■ Written instruction:
Repeat every entry in the listing below, exactly.

■ Raw data:
--------------------------------------------------

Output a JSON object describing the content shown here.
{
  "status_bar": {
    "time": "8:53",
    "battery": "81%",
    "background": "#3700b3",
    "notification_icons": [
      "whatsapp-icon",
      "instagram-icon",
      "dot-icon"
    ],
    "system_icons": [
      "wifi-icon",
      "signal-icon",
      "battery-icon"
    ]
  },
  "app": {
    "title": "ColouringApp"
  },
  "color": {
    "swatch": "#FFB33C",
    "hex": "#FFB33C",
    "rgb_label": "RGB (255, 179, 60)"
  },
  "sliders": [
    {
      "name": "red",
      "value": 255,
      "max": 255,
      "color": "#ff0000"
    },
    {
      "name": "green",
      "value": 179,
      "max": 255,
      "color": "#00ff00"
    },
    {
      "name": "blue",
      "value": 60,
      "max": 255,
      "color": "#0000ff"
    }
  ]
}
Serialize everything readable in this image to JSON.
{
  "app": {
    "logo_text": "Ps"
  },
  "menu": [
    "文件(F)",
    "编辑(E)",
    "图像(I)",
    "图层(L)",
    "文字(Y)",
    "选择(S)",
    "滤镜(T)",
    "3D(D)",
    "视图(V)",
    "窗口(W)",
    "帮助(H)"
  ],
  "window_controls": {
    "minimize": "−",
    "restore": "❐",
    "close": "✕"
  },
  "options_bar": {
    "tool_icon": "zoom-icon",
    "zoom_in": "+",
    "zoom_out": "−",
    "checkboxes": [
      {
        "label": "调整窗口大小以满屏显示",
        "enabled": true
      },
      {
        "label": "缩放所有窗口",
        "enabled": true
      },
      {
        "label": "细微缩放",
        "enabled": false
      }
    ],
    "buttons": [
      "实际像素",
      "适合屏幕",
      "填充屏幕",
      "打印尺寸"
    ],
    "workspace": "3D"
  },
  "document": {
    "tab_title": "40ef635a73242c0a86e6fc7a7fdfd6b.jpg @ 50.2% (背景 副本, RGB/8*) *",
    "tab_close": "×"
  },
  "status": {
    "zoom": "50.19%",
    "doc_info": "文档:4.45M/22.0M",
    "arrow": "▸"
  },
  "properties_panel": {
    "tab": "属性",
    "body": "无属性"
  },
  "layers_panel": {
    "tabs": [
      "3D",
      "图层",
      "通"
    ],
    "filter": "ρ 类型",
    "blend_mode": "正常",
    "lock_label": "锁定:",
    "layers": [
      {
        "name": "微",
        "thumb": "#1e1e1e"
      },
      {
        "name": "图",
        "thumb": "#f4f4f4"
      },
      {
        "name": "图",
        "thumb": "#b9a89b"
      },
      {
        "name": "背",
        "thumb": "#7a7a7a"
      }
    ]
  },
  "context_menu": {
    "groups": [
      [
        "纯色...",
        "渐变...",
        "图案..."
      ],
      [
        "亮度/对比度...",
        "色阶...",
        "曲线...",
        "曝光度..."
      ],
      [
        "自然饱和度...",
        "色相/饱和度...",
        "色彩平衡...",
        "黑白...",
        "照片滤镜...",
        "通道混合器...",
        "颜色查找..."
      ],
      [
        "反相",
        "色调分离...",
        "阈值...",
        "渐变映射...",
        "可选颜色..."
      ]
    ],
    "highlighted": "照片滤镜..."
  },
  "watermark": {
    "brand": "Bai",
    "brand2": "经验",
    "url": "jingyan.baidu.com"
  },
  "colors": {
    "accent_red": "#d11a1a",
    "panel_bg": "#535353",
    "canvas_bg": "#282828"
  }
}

--------------------------------------------------

■ Answer to this problem:
Output a JSON object describing the content shown here.
{
  "status_bar": {
    "time": "8:53",
    "battery": "81%",
    "background": "#3700b3",
    "notification_icons": [
      "whatsapp-icon",
      "instagram-icon",
      "dot-icon"
    ],
    "system_icons": [
      "wifi-icon",
      "signal-icon",
      "battery-icon"
    ]
  },
  "app": {
    "title": "ColouringApp"
  },
  "color": {
    "swatch": "#FFB33C",
    "hex": "#FFB33C",
    "rgb_label": "RGB (255, 179, 60)"
  },
  "sliders": [
    {
      "name": "red",
      "value": 255,
      "max": 255,
      "color": "#ff0000"
    },
    {
      "name": "green",
      "value": 179,
      "max": 255,
      "color": "#00ff00"
    },
    {
      "name": "blue",
      "value": 60,
      "max": 255,
      "color": "#0000ff"
    }
  ]
}
Serialize everything readable in this image to JSON.
{
  "app": {
    "logo_text": "Ps"
  },
  "menu": [
    "文件(F)",
    "编辑(E)",
    "图像(I)",
    "图层(L)",
    "文字(Y)",
    "选择(S)",
    "滤镜(T)",
    "3D(D)",
    "视图(V)",
    "窗口(W)",
    "帮助(H)"
  ],
  "window_controls": {
    "minimize": "−",
    "restore": "❐",
    "close": "✕"
  },
  "options_bar": {
    "tool_icon": "zoom-icon",
    "zoom_in": "+",
    "zoom_out": "−",
    "checkboxes": [
      {
        "label": "调整窗口大小以满屏显示",
        "enabled": true
      },
      {
        "label": "缩放所有窗口",
        "enabled": true
      },
      {
        "label": "细微缩放",
        "enabled": false
      }
    ],
    "buttons": [
      "实际像素",
      "适合屏幕",
      "填充屏幕",
      "打印尺寸"
    ],
    "workspace": "3D"
  },
  "document": {
    "tab_title": "40ef635a73242c0a86e6fc7a7fdfd6b.jpg @ 50.2% (背景 副本, RGB/8*) *",
    "tab_close": "×"
  },
  "status": {
    "zoom": "50.19%",
    "doc_info": "文档:4.45M/22.0M",
    "arrow": "▸"
  },
  "properties_panel": {
    "tab": "属性",
    "body": "无属性"
  },
  "layers_panel": {
    "tabs": [
      "3D",
      "图层",
      "通"
    ],
    "filter": "ρ 类型",
    "blend_mode": "正常",
    "lock_label": "锁定:",
    "layers": [
      {
        "name": "微",
        "thumb": "#1e1e1e"
      },
      {
        "name": "图",
        "thumb": "#f4f4f4"
      },
      {
        "name": "图",
        "thumb": "#b9a89b"
      },
      {
        "name": "背",
        "thumb": "#7a7a7a"
      }
    ]
  },
  "context_menu": {
    "groups": [
      [
        "纯色...",
        "渐变...",
        "图案..."
      ],
      [
        "亮度/对比度...",
        "色阶...",
        "曲线...",
        "曝光度..."
      ],
      [
        "自然饱和度...",
        "色相/饱和度...",
        "色彩平衡...",
        "黑白...",
        "照片滤镜...",
        "通道混合器...",
        "颜色查找..."
      ],
      [
        "反相",
        "色调分离...",
        "阈值...",
        "渐变映射...",
        "可选颜色..."
      ]
    ],
    "highlighted": "照片滤镜..."
  },
  "watermark": {
    "brand": "Bai",
    "brand2": "经验",
    "url": "jingyan.baidu.com"
  },
  "colors": {
    "accent_red": "#d11a1a",
    "panel_bg": "#535353",
    "canvas_bg": "#282828"
  }
}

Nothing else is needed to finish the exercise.